■ DOCUMENT TEXT
━━━━━━

Workplace violence is not new in healthcare. Even prior to the pandemic, the U.S. Bureau of Labor Statistics reported that people working in healthcare were four times more likely to experience workplace violence than those in other industries.1 And recent data from Press Ganey suggests that instances of healthcare workplace violence have only risen since COVID-19 began.2
When considering healthcare workplace violence, physical assaults are often top of mind. Horrific events such as hospital shootings, patients punching or choking nurses, or team members throwing equipment at other team members are easy to classify as unacceptable – possibly even criminal.
But physical assault is not the only type of incident that undermines caregivers’ sense of safety and well-being, or their ability to be fully present and attentive to the needs of those around them.
Emerging research into the impact of microaggressions on mental and physical health make it clear that the adage “sticks and stones may break my bones, but names will never hurt me” missed the mark.3 Names, threats, and other uncivil and exclusionary actions erode the sense of safety and well-being that are essential to excellent and resilient care environments.
Recent research by The Academy, supported by Vocera, now part of Stryker, introduces a maturity model for healthcare workplace violence prevention and response based on the following definition of workplace violence:
Workplace violence is any act or threat of:
Verbal incivility (including bullying)
Harassment, including racism, sexism, and bigotry
Other intimidation and disrespectful or inappropriate behavior
Healthcare workplace violence includes acts between staff and:
Patients, families, visitors
(This definition is excerpted from the 2022 issue brief by The Academy, Addressing and Preventing Workplace Violence in Leading Health Systems.)
Verbal violence and bigoted or exclusionary language and behavior have a detrimental impact on safety culture and team member well-being. Recognizing verbal threats, abusive language, racism, sexism, and bigotry as violence sends a clear message to team members that this kind of behavior is unacceptable, and there will be a response.

━━━━━━

■ GIVEN ENTRIES
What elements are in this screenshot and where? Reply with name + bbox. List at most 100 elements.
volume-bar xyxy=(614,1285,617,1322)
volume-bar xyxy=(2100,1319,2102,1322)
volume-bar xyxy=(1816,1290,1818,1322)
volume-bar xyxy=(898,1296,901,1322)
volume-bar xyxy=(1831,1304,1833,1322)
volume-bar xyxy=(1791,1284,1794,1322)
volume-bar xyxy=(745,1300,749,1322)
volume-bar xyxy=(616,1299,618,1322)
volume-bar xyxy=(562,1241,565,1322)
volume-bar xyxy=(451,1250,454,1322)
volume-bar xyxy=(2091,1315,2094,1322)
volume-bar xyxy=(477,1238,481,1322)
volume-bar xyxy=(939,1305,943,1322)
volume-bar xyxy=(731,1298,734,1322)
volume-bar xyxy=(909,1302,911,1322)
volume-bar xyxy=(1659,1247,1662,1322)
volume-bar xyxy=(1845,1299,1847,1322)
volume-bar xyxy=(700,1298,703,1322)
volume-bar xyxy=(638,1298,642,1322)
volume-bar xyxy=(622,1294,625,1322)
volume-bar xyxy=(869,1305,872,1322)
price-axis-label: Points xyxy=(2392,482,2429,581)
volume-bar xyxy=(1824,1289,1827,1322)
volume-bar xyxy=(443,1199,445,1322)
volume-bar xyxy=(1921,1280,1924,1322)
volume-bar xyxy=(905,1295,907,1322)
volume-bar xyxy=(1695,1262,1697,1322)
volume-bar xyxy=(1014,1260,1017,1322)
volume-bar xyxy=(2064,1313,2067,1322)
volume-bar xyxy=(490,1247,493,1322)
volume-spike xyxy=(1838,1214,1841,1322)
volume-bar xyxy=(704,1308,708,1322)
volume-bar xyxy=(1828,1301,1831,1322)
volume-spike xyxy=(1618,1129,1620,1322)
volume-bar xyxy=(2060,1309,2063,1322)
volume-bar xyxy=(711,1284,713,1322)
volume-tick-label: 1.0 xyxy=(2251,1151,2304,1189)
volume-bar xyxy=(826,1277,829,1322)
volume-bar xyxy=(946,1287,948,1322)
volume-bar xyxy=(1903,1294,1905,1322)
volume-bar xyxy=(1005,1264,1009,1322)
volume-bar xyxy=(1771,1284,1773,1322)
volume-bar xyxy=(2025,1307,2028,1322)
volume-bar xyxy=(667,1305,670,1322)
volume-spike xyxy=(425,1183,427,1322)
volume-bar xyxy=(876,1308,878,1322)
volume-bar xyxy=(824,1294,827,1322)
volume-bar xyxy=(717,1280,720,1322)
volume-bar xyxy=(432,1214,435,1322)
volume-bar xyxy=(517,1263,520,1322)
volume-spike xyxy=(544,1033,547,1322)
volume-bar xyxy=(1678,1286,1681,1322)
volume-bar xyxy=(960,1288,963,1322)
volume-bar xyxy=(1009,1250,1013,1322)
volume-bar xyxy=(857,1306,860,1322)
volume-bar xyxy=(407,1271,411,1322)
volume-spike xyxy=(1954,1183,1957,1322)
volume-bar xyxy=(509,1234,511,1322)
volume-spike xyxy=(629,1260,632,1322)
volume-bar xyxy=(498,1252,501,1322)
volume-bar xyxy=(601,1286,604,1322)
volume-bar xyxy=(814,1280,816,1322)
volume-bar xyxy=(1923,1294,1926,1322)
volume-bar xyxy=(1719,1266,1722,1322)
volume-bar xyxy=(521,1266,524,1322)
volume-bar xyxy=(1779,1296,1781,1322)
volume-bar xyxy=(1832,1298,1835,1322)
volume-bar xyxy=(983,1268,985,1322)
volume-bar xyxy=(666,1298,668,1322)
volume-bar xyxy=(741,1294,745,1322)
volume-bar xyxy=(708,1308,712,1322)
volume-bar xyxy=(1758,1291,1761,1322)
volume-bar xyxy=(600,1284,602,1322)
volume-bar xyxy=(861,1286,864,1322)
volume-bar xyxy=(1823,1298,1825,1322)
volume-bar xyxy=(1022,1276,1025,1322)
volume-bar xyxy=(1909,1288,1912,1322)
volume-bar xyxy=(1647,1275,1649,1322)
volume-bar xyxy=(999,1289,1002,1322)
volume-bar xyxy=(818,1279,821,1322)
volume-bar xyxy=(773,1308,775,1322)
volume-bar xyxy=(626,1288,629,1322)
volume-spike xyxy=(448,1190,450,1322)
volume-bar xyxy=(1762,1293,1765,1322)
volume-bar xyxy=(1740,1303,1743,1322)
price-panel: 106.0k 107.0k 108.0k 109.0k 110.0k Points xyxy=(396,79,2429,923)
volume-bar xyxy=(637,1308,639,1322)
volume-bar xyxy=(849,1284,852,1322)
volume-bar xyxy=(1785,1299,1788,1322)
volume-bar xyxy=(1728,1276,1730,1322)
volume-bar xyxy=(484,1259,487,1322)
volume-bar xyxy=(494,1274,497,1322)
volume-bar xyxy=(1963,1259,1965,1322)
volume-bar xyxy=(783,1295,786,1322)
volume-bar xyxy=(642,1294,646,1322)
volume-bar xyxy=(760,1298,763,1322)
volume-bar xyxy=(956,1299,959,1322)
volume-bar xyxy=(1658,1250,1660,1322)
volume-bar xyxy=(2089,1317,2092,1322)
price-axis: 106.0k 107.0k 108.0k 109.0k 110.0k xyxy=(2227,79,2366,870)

━━━━━━

■ WHAT THE TASK ASKS
In the text on healthcare workplace violence, the last paragraph names things whose recognition as violence sends team members a clear message. List all of them.

■ EXERCISE RESPONSE
- Verbal threats
- Abusive language
- Racism
- Sexism
- Bigotry